Data for processing -
⁂

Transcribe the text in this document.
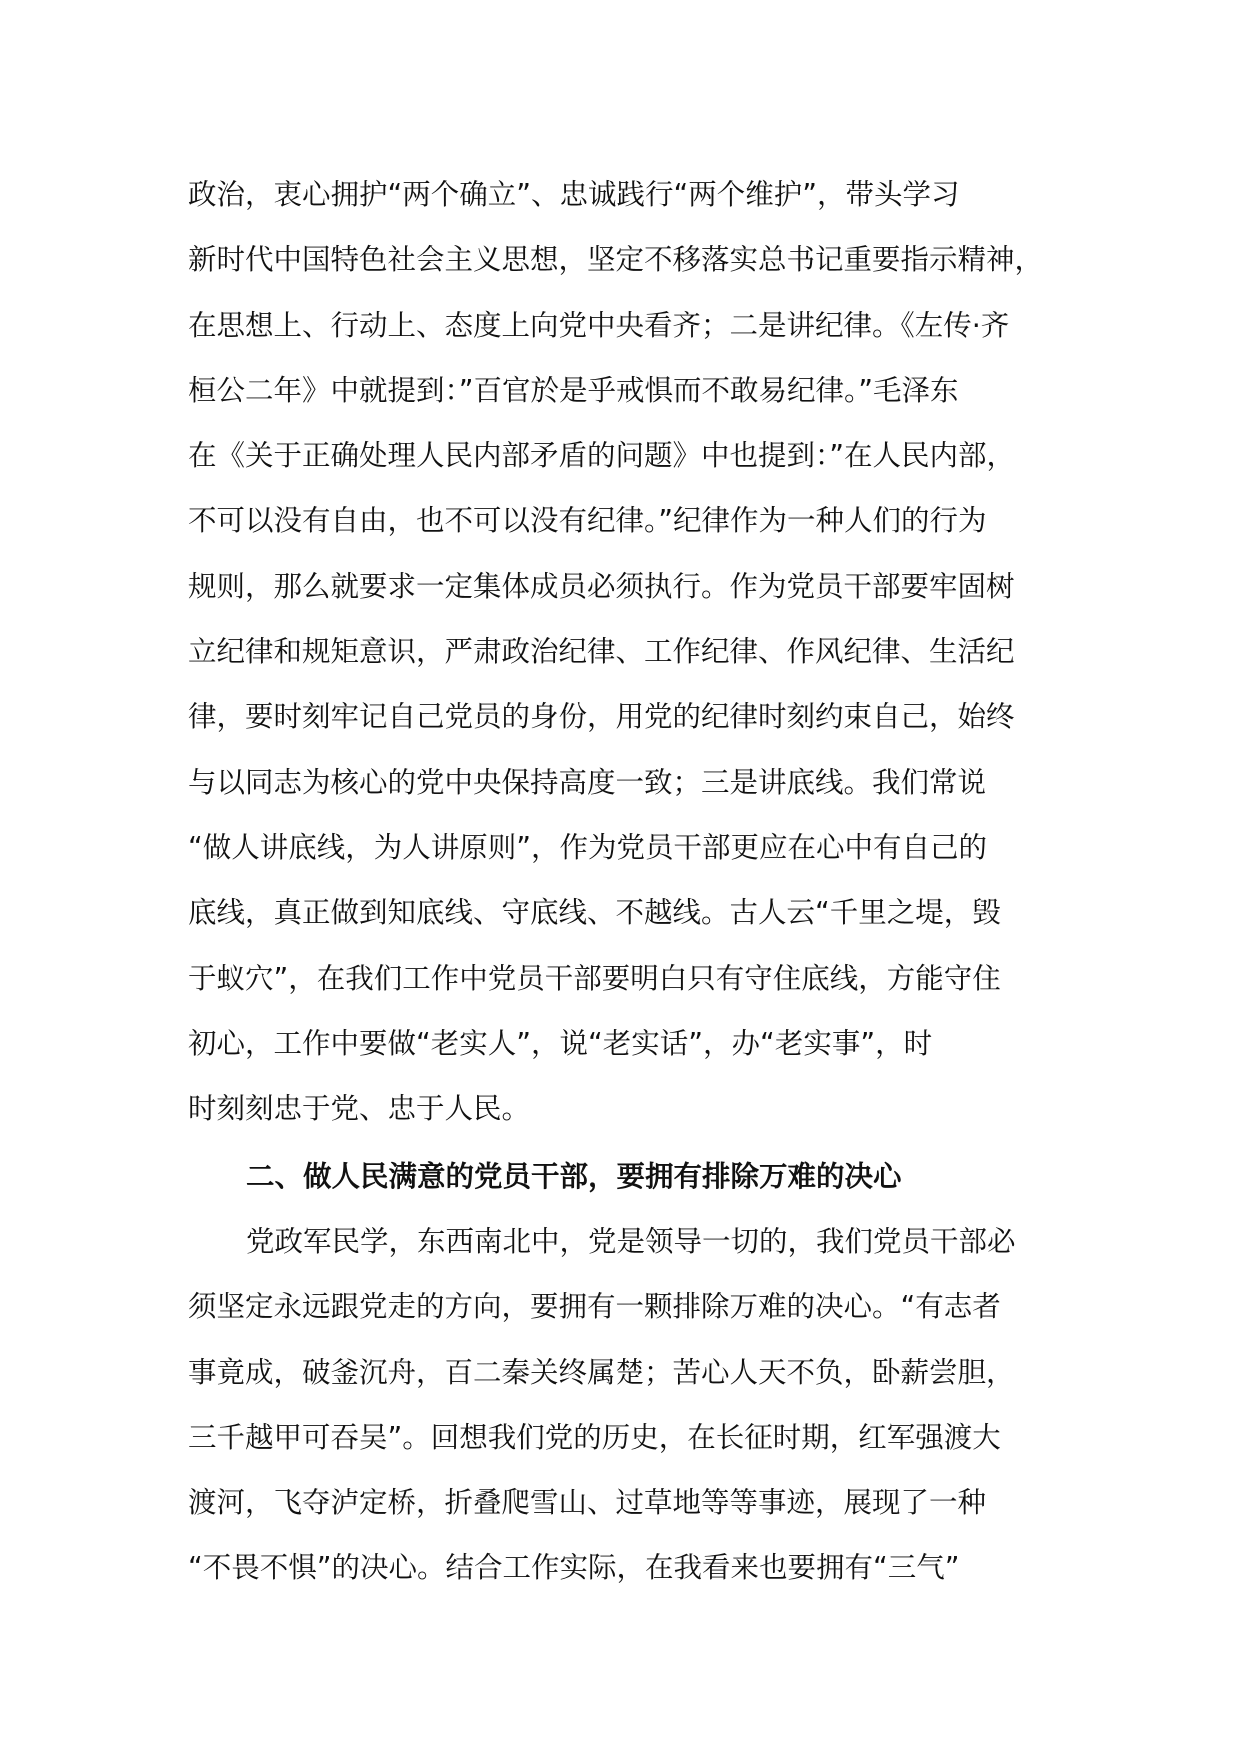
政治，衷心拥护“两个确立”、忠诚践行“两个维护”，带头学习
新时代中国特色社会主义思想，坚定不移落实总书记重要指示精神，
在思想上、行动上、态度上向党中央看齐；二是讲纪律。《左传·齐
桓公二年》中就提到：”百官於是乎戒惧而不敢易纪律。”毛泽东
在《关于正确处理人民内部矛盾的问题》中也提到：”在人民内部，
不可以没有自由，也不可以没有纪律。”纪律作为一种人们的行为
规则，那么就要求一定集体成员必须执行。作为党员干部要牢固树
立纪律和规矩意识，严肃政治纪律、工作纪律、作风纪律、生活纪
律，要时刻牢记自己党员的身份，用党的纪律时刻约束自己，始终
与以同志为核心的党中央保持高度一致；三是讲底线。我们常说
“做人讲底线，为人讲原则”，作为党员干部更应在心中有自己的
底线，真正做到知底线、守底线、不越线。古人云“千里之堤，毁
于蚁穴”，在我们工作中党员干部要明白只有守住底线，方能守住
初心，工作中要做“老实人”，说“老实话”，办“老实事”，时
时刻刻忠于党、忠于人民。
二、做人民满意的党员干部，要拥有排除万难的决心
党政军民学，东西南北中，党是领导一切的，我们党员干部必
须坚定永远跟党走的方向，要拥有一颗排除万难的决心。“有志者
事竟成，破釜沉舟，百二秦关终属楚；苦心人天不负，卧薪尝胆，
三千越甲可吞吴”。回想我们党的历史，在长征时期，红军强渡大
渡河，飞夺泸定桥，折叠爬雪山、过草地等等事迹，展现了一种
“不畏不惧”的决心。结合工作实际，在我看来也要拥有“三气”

⁂

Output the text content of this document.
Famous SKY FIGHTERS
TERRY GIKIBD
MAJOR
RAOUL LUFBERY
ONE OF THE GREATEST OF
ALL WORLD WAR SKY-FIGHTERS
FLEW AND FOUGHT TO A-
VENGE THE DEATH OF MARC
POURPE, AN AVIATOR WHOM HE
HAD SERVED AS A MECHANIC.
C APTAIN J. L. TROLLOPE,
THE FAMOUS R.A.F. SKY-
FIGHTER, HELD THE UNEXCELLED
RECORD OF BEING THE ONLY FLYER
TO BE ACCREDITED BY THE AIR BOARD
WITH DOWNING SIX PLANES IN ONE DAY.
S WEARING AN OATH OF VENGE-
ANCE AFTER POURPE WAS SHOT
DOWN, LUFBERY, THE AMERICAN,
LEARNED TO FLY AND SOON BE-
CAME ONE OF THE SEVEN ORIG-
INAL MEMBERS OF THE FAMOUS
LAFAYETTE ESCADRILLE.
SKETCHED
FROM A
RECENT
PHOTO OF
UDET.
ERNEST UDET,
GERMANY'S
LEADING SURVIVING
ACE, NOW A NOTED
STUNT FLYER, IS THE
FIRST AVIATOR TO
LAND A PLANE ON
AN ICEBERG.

⁂

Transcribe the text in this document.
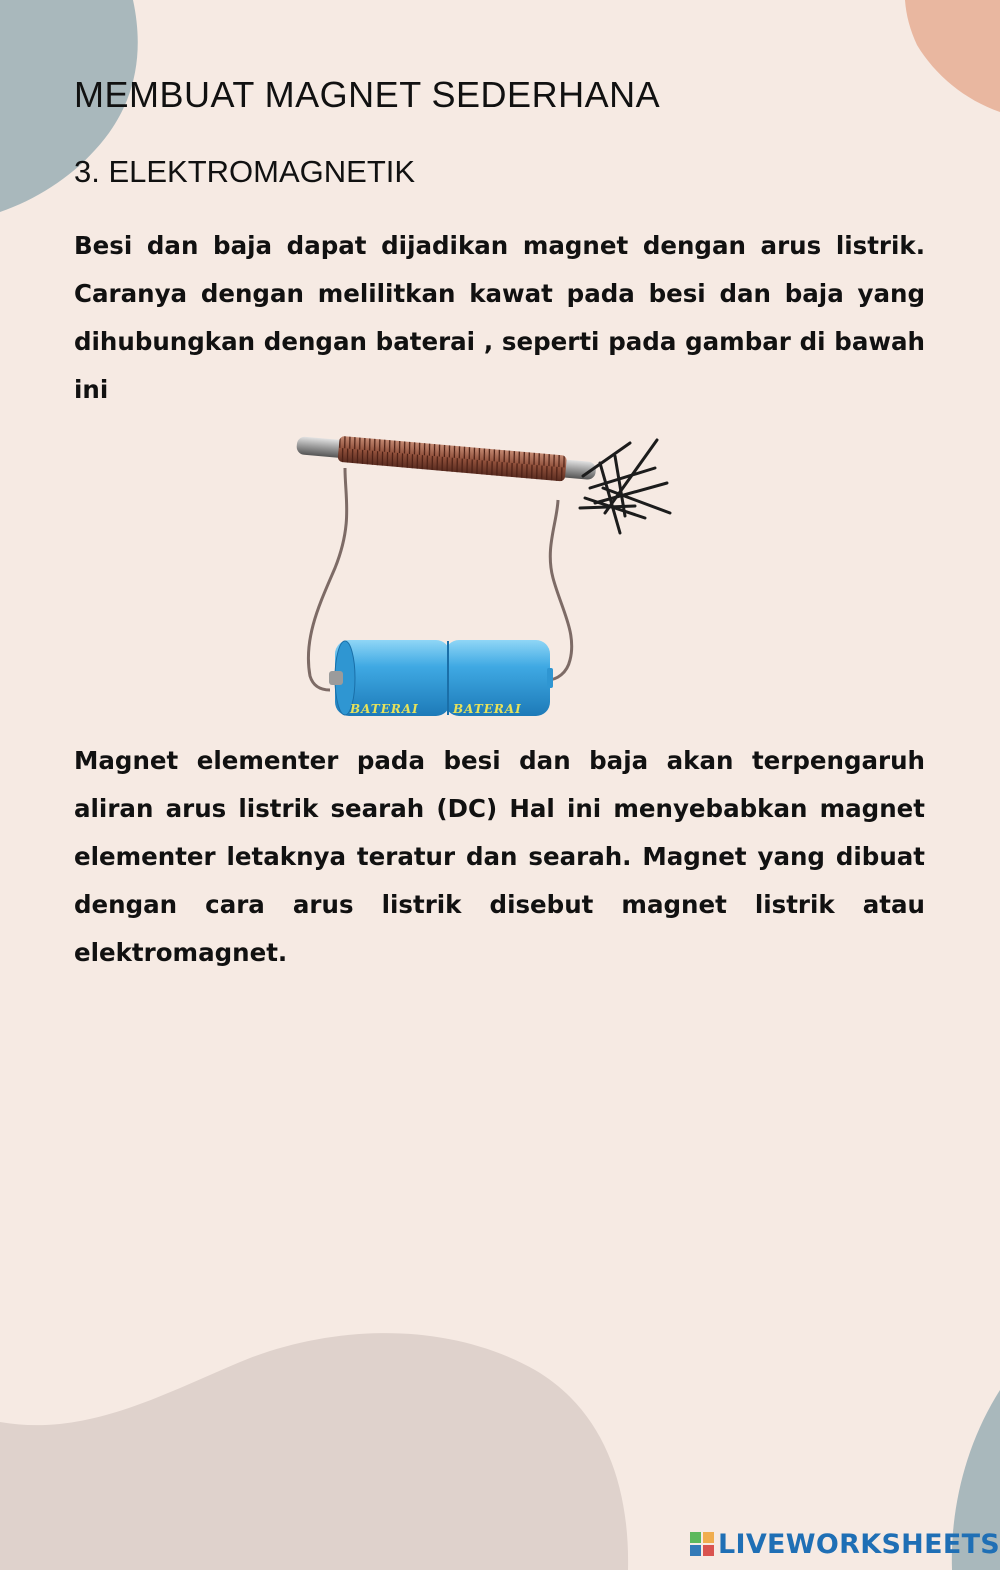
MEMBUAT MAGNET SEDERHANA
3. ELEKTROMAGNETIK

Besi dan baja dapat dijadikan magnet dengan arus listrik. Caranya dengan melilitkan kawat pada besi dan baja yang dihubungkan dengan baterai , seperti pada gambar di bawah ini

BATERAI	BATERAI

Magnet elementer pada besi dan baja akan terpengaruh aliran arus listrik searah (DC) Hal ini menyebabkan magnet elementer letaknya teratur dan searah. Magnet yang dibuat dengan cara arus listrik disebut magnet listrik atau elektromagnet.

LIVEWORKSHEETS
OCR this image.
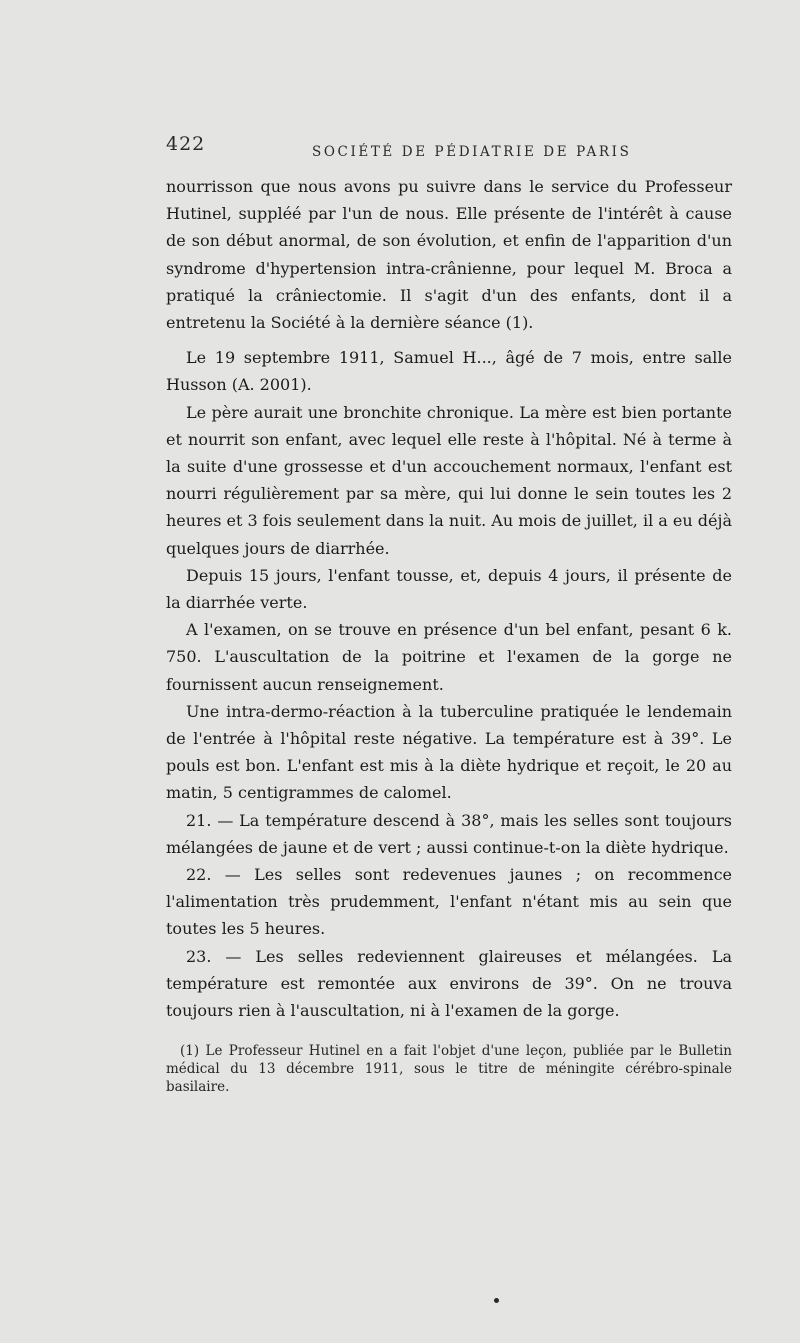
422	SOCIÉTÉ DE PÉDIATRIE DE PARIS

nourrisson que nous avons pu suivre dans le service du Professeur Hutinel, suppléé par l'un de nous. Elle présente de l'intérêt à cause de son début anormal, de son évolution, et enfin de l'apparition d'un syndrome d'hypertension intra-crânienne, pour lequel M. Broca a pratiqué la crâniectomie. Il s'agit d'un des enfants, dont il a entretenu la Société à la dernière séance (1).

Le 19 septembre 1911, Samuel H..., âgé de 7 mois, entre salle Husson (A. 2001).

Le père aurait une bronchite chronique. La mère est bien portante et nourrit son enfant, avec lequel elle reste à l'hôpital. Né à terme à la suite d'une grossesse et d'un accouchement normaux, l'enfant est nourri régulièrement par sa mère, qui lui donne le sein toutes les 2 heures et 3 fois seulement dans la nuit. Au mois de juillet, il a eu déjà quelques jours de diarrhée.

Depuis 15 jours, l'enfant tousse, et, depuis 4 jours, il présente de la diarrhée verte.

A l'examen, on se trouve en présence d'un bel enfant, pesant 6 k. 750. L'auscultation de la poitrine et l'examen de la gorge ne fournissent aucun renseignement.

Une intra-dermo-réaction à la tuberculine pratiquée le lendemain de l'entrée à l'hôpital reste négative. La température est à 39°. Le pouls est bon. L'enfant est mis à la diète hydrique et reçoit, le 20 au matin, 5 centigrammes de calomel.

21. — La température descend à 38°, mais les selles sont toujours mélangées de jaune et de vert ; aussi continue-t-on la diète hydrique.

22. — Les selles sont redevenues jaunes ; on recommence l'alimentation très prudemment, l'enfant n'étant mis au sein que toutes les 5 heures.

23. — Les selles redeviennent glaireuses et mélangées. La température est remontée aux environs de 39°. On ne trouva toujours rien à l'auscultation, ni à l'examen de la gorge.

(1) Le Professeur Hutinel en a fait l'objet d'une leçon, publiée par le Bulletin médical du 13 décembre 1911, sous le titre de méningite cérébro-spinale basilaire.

⁂

What you should do -
Copy each line of the data that contains the word "LUFBERY".

Task output -
RAOUL LUFBERY
DOWN, LUFBERY, THE AMERICAN,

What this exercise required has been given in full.